Dans un paysage médiatique où l'Afrique est trop souvent racontée par des regards extérieurs, La Dame de Sochi propose quelque chose de délibérément différent : une lecture du monde depuis une perspective africaine assumée, sans complexe et sans filtre. Le nom du canal lui-même intrigue — cette référence à la ville russe suggère d'emblée une posture géopolitique décalée par rapport aux capitales occidentales traditionnellement considérées comme centres du monde.
Le canal est animé par une voix féminine forte, qui ne cache pas ses positions. On y trouve une analyse tranchée des dynamiques politiques africaines, notamment autour des coups d'État qui secouent le continent, des relations entre les États africains et leurs partenaires extérieurs — France, CEDEAO, institutions financières internationales — et des récits médiatiques que l'auteure démonte avec une certaine jouissance. Sa critique des "merdias français" est récurrente et assumée, ce qui donne au canal un ton résolument militant sans pour autant verser dans le pamphlet stérile.
Le format est hybride : Telegram sert ici de vitrine et de relais pour une chaîne YouTube qui constitue le cœur de la production. Les publications sur le canal sont relativement espacées, à raison de quelques posts par mois, souvent des liens vers de nouvelles vidéos accompagnés de courts commentaires percutants. Ce rythme modéré peut frustrer ceux qui cherchent une veille quotidienne, mais il reflète un travail de fond plutôt qu'une course à l'engagement.
Les thèmes récurrents incluent la cartographie des instabilités politiques en Afrique de l'Ouest, les interventions militaires étrangères sur le continent, la souveraineté économique — illustrée notamment par les négociations minières au Mali — et une relecture critique des figures politiques africaines et européennes. L'auteure n'hésite pas à prendre position sur des événements sensibles, comme des tentatives de coups d'État, en questionnant ouvertement la légitimité des interventions extérieures.
Ce qui fonctionne bien, c'est l'authenticité du ton. La Dame de Sochi ne fait pas semblant d'être neutre, et c'est précisément ce qui la rend lisible. Elle comble un vide réel : celui d'une analyse africaine, francophone, qui ne se positionne pas en demande de validation occidentale. Avec plus de 43 000 abonnés, elle a manifestement trouvé une audience qui partage cette soif d'un autre récit.
Ce qui manque, en revanche, c'est une régularité dans la production écrite sur Telegram lui-même. Le canal fonctionne presque exclusivement comme un agrégateur YouTube, ce qui limite l'expérience pour ceux qui préfèrent lire plutôt que regarder des vidéos. Une présence textuelle plus développée enrichirait considérablement la valeur du canal en tant que tel.
Ce canal s'adresse avant tout à ceux qui suivent l'actualité africaine avec une certaine lassitude des grilles de lecture habituelles, aux francophones du continent comme de la diaspora, et à quiconque cherche une voix qui ose nommer les choses autrement. Si vous êtes prêt à accepter un point de vue engagé plutôt qu'une prétendue objectivité, l'abonnement vaut clairement le détour.

(Extraits d'un jeu de données)
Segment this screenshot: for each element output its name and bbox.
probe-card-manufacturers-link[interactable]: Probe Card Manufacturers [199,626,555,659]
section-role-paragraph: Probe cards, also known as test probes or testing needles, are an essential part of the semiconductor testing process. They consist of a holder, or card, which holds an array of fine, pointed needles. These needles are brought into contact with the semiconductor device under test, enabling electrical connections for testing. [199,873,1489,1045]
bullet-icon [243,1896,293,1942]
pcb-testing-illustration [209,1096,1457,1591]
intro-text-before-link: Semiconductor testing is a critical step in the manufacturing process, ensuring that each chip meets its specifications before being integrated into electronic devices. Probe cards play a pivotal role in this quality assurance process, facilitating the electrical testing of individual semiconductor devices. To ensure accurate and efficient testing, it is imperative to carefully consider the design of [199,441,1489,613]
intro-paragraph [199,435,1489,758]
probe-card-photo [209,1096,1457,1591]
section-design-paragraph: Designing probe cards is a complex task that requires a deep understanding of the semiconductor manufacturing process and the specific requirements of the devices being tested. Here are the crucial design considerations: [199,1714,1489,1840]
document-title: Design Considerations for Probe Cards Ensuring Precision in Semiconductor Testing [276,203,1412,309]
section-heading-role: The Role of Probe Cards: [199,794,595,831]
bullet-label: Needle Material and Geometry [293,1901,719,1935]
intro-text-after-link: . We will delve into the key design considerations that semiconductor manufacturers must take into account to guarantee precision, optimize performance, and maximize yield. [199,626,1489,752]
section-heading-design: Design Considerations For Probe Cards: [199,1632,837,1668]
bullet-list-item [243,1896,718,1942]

Tâches à réaliser:
1 > D'après le texte du document, combien d'abonnés compte le canal La Dame de Sochi ?
2 > Énumérez les thèmes récurrents du canal que cite le texte du document.
3 > Recopiez le passage du texte du document qui commence par « Ce qui manque, en » et se poursuit jusqu'à « clairement le détour. ».
Le matériel ne sert à rien ici.

Vos réponses écrites:
1 > Plus de 43 000 abonnés.

2 >
- La cartographie des instabilités politiques en Afrique de l'Ouest
- Les interventions militaires étrangères sur le continent
- La souveraineté économique
- Une relecture critique des figures politiques africaines et européennes

3 >
Ce qui manque, en revanche, c'est une régularité dans la production écrite sur Telegram lui-même. Le canal fonctionne presque exclusivement comme un agrégateur YouTube, ce qui limite l'expérience pour ceux qui préfèrent lire plutôt que regarder des vidéos. Une présence textuelle plus développée enrichirait considérablement la valeur du canal en tant que tel.
Ce canal s'adresse avant tout à ceux qui suivent l'actualité africaine avec une certaine lassitude des grilles de lecture habituelles, aux francophones du continent comme de la diaspora, et à quiconque cherche une voix qui ose nommer les choses autrement. Si vous êtes prêt à accepter un point de vue engagé plutôt qu'une prétendue objectivité, l'abonnement vaut clairement le détour.